### Exercise instructions
Only lines with the word "Samothraki" are needed; collect each of them from the listing below.

** start of Input rows **

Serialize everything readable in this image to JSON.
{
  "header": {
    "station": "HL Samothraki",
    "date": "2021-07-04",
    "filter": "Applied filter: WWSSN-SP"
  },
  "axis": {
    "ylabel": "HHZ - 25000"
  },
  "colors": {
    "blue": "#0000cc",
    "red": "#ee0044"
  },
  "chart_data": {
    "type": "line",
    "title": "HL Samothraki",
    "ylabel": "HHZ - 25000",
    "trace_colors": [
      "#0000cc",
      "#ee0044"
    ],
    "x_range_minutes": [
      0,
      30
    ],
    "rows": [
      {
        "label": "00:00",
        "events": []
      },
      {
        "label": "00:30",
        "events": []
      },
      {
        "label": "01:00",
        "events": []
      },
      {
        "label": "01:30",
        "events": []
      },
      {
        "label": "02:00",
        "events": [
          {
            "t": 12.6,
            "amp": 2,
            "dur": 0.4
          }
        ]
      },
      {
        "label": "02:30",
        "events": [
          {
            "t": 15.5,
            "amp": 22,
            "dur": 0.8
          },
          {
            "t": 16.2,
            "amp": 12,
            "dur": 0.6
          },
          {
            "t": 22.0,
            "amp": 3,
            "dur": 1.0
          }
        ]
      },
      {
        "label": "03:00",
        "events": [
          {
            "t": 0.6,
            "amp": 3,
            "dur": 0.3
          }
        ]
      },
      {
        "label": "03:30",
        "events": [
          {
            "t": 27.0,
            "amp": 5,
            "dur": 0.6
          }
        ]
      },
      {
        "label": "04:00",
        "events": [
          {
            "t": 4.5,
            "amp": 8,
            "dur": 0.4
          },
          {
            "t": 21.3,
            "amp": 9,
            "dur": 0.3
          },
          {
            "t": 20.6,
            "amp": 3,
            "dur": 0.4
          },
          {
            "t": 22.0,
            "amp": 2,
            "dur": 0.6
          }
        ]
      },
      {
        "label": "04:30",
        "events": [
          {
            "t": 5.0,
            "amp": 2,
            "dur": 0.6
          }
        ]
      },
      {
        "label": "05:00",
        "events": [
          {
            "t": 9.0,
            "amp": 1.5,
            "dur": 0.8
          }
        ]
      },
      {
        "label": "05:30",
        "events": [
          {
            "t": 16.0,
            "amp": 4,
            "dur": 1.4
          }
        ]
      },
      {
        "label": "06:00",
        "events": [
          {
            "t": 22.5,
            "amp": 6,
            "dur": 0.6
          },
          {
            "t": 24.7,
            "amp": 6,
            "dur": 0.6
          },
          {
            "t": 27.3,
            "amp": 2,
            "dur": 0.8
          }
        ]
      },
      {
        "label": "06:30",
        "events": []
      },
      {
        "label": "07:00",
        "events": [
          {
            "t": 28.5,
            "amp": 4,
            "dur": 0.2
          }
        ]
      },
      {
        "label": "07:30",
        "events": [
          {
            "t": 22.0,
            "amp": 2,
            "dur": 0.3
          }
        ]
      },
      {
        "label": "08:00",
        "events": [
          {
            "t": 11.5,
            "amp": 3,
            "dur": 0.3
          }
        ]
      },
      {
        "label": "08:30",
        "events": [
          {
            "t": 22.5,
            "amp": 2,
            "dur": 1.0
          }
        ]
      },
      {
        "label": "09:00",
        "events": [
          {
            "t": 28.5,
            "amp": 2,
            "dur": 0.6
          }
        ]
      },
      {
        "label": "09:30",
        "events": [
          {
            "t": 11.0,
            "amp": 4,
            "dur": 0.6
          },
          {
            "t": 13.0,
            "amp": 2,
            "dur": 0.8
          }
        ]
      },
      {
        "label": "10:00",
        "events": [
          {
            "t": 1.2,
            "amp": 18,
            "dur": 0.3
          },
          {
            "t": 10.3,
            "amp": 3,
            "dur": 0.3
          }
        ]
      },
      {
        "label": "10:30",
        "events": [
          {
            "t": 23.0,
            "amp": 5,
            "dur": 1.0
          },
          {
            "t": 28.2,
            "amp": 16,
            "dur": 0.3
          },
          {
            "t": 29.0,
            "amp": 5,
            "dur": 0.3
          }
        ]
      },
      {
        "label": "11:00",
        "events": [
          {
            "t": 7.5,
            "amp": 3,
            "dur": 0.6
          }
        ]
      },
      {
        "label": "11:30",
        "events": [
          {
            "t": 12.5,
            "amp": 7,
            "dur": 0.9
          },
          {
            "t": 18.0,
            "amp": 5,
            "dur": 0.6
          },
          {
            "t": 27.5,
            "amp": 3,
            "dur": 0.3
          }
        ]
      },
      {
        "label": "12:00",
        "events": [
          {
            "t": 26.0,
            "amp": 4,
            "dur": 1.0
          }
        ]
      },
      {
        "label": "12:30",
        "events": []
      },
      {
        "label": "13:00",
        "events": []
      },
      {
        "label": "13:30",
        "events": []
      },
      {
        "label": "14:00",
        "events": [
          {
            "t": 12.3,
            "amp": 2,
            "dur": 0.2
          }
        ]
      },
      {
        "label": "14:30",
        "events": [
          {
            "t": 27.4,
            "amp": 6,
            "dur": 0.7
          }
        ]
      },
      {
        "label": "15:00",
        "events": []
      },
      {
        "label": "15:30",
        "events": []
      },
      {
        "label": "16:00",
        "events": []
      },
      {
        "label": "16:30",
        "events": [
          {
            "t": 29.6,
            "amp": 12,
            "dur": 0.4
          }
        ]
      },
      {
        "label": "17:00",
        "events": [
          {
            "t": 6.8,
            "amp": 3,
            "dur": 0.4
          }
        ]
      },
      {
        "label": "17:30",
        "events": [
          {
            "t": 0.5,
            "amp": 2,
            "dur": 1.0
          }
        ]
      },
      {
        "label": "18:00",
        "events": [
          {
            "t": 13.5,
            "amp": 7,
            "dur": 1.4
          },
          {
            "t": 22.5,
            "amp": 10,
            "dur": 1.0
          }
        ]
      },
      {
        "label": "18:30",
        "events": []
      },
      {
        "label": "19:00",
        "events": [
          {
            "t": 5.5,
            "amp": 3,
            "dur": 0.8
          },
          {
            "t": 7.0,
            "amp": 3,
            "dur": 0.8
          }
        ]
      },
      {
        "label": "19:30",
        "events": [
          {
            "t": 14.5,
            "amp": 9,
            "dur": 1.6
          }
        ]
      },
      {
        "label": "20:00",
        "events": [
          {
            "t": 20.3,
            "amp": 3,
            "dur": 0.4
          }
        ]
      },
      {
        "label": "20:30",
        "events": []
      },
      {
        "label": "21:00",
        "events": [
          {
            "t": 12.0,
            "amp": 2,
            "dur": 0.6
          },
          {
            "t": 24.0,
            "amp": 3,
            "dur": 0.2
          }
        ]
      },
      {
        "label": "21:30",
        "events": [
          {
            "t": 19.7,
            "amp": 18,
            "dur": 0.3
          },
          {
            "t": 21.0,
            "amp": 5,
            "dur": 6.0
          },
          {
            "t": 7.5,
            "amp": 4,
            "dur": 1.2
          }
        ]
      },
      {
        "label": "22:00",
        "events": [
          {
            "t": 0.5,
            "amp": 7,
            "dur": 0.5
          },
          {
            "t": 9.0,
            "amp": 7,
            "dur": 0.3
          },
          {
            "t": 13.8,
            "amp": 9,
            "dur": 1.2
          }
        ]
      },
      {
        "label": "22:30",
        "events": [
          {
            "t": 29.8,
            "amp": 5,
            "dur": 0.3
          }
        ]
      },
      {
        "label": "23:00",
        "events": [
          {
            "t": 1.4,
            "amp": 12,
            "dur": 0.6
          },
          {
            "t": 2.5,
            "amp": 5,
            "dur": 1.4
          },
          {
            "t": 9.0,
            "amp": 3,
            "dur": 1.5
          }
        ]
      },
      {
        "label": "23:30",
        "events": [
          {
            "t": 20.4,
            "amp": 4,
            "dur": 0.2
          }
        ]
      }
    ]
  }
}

** end of Input rows **

### Worked answer
    "station": "HL Samothraki",
    "title": "HL Samothraki",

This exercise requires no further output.